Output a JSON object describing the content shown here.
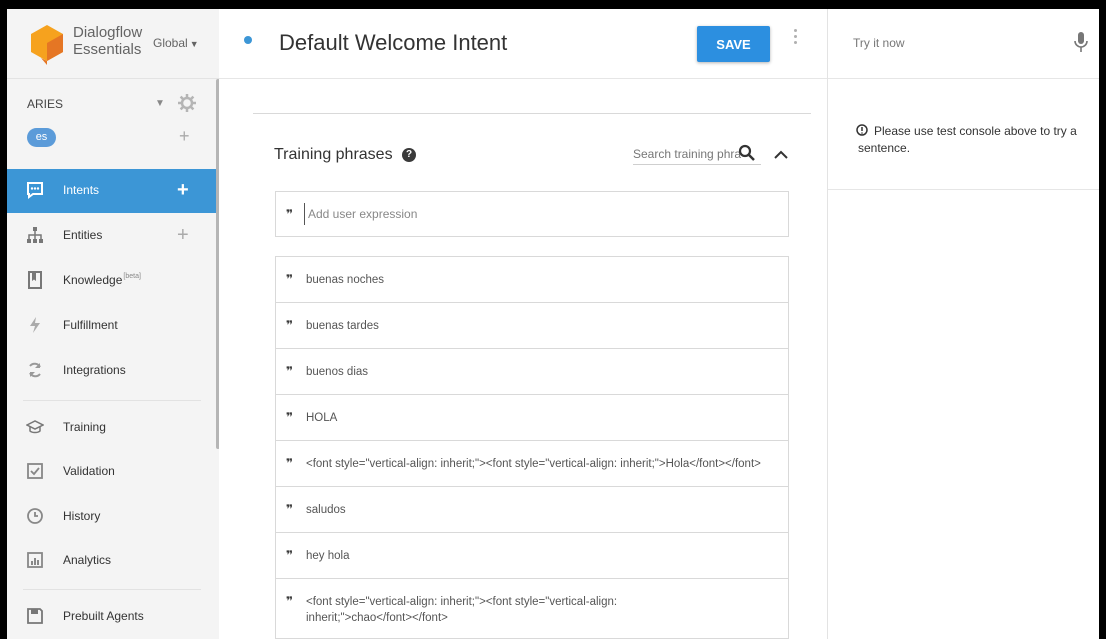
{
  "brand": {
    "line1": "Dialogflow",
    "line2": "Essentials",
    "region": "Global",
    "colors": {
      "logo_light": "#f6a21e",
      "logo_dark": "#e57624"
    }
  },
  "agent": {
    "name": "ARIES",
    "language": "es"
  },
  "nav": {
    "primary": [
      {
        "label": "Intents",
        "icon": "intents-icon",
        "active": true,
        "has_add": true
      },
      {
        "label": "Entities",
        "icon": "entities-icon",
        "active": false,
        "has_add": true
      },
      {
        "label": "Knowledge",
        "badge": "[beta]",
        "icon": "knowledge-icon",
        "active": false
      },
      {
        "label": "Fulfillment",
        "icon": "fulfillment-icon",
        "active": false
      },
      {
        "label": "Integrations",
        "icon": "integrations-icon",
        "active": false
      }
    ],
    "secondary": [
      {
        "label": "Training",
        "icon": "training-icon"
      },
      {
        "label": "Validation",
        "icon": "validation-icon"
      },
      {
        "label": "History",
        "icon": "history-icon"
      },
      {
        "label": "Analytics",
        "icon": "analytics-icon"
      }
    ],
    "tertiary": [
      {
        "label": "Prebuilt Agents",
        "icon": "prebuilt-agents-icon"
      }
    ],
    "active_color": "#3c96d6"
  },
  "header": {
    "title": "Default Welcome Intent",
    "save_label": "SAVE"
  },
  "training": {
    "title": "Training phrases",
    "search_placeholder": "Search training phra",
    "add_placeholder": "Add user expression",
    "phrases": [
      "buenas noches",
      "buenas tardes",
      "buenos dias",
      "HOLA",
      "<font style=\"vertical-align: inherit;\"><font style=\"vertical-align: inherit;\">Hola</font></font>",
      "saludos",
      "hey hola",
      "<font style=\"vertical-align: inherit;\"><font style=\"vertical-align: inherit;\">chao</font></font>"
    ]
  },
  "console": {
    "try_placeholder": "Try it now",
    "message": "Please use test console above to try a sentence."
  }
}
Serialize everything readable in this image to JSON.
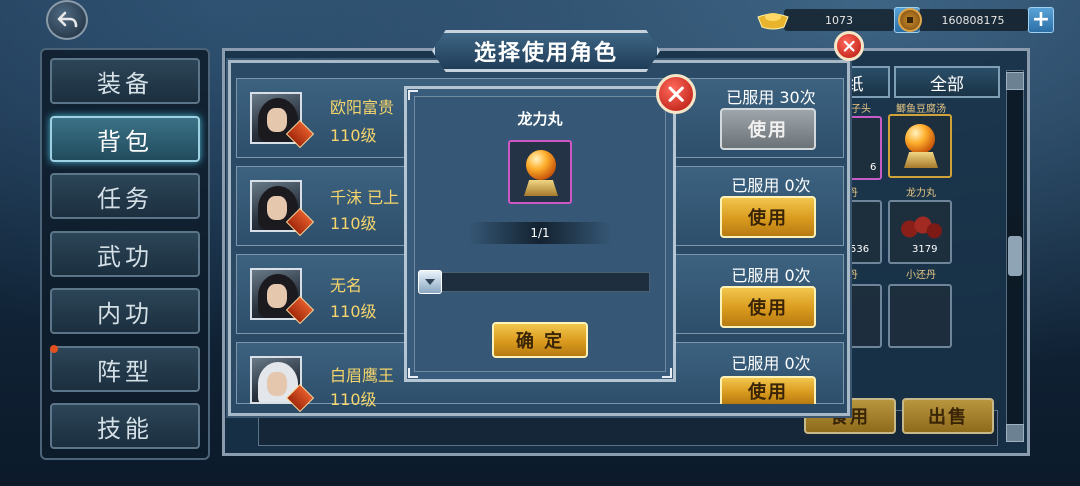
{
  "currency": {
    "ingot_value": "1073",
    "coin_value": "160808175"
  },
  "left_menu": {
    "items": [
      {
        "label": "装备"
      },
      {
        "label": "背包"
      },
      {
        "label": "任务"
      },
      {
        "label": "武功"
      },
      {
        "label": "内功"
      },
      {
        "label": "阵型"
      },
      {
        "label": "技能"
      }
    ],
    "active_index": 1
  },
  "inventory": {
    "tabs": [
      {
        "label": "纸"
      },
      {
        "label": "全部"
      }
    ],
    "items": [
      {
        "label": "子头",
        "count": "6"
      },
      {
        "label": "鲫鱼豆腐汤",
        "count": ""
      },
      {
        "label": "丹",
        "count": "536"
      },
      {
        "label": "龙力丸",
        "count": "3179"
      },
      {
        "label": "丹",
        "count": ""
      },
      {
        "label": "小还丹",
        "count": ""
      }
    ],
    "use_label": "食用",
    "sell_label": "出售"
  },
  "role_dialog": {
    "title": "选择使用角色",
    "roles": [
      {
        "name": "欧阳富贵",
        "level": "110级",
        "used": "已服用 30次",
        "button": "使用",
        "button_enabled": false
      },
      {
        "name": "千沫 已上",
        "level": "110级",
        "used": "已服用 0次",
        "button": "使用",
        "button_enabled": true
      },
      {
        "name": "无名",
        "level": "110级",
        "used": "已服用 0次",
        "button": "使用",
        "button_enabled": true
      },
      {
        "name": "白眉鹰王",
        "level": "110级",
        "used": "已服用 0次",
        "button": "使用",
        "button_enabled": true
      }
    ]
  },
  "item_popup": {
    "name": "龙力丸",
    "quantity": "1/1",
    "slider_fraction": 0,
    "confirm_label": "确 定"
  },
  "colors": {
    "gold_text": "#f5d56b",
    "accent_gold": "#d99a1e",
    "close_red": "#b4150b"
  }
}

====

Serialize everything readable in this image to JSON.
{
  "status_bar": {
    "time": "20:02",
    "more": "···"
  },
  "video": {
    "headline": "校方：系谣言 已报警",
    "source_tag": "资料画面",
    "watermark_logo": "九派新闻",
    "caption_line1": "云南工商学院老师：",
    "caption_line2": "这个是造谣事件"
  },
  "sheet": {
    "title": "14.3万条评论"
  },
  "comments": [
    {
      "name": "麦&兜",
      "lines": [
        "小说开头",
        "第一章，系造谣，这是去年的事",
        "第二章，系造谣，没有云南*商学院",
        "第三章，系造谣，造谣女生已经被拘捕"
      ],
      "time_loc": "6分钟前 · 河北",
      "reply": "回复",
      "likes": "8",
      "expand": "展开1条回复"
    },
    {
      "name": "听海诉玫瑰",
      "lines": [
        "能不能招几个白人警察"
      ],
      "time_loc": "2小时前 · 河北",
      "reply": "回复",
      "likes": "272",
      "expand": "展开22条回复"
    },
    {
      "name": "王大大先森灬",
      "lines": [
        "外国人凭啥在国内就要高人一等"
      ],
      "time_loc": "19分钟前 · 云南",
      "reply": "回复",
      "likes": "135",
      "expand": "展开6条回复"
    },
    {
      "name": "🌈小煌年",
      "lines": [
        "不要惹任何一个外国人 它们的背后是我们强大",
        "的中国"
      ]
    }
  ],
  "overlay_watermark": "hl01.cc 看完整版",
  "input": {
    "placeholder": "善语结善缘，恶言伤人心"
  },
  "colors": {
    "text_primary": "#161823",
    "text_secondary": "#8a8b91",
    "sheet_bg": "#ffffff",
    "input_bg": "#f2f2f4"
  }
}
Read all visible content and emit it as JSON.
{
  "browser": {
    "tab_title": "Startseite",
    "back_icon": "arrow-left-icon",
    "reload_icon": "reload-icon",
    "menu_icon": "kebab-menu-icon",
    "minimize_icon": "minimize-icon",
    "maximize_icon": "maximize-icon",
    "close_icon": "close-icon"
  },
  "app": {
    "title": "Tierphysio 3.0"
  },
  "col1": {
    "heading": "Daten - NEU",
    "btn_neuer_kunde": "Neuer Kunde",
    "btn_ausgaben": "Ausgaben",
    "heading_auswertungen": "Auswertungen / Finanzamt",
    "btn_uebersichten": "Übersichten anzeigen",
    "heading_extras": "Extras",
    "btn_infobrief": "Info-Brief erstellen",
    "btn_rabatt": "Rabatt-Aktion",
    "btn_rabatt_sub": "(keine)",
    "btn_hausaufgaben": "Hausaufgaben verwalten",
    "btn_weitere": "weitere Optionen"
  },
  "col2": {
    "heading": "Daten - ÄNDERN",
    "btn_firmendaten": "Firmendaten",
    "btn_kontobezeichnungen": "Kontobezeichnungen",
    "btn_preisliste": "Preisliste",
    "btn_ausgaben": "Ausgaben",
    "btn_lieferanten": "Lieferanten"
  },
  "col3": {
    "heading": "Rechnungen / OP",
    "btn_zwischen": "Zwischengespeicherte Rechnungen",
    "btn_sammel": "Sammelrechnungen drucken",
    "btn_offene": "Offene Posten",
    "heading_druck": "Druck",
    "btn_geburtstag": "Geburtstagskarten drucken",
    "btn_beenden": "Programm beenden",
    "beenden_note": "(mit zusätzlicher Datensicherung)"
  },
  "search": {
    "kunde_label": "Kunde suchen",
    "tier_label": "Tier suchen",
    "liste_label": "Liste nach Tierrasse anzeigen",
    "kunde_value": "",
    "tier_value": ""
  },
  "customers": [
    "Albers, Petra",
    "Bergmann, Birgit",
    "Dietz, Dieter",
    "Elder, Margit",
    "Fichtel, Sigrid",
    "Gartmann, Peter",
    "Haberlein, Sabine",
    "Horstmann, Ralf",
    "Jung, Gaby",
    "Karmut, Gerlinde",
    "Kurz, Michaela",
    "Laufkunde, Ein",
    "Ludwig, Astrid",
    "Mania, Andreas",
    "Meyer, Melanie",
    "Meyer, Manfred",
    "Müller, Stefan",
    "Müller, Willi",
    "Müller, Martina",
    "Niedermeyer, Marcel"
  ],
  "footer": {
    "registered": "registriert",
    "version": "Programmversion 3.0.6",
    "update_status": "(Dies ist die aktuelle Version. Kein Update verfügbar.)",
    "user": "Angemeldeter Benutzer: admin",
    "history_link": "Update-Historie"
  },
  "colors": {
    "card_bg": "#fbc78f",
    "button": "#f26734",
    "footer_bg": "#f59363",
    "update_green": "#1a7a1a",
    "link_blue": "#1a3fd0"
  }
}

====

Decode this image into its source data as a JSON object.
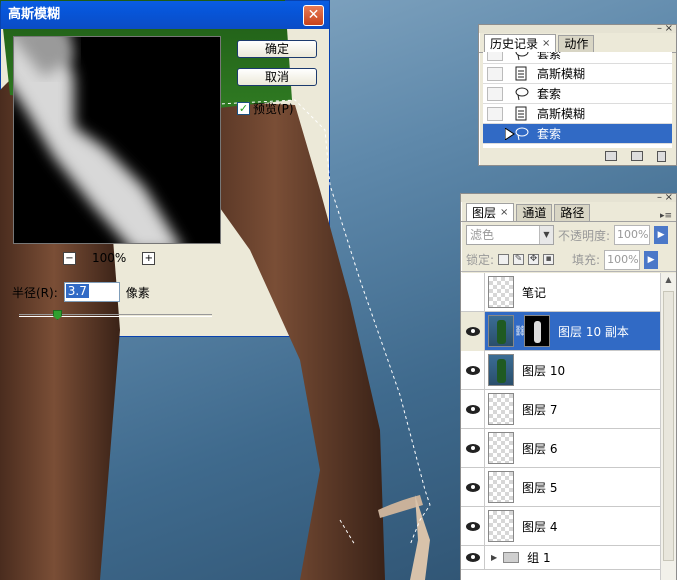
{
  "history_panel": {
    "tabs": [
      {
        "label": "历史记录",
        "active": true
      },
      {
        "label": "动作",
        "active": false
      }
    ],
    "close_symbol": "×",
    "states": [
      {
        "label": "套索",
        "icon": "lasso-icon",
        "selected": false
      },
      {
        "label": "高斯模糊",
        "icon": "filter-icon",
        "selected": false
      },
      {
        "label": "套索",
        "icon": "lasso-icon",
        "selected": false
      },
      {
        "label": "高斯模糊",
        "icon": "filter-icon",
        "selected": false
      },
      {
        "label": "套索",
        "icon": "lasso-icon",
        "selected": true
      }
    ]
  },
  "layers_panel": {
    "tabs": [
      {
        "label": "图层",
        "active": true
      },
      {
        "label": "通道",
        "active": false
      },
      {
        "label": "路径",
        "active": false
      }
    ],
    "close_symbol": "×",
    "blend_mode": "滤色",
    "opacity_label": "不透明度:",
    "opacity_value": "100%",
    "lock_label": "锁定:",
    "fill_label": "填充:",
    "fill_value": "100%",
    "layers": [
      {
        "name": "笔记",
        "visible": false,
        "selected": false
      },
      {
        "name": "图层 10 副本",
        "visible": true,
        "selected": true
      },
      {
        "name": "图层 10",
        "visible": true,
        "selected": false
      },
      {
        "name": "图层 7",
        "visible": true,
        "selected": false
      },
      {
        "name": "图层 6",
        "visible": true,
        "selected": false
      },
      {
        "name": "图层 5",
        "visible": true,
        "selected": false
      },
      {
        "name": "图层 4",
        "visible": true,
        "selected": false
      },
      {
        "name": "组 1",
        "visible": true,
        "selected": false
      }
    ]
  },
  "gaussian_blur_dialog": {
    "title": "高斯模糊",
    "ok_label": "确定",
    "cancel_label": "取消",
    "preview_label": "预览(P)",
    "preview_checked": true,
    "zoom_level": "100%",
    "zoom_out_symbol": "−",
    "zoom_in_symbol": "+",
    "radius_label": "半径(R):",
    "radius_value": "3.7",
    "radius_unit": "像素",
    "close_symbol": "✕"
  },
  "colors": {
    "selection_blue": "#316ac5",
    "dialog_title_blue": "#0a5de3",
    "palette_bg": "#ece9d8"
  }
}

====

▶ [What the exercise asks]:
Report how many lines in the data include the word "JSON", and give nothing but the count.

▶ [Task solution]:
5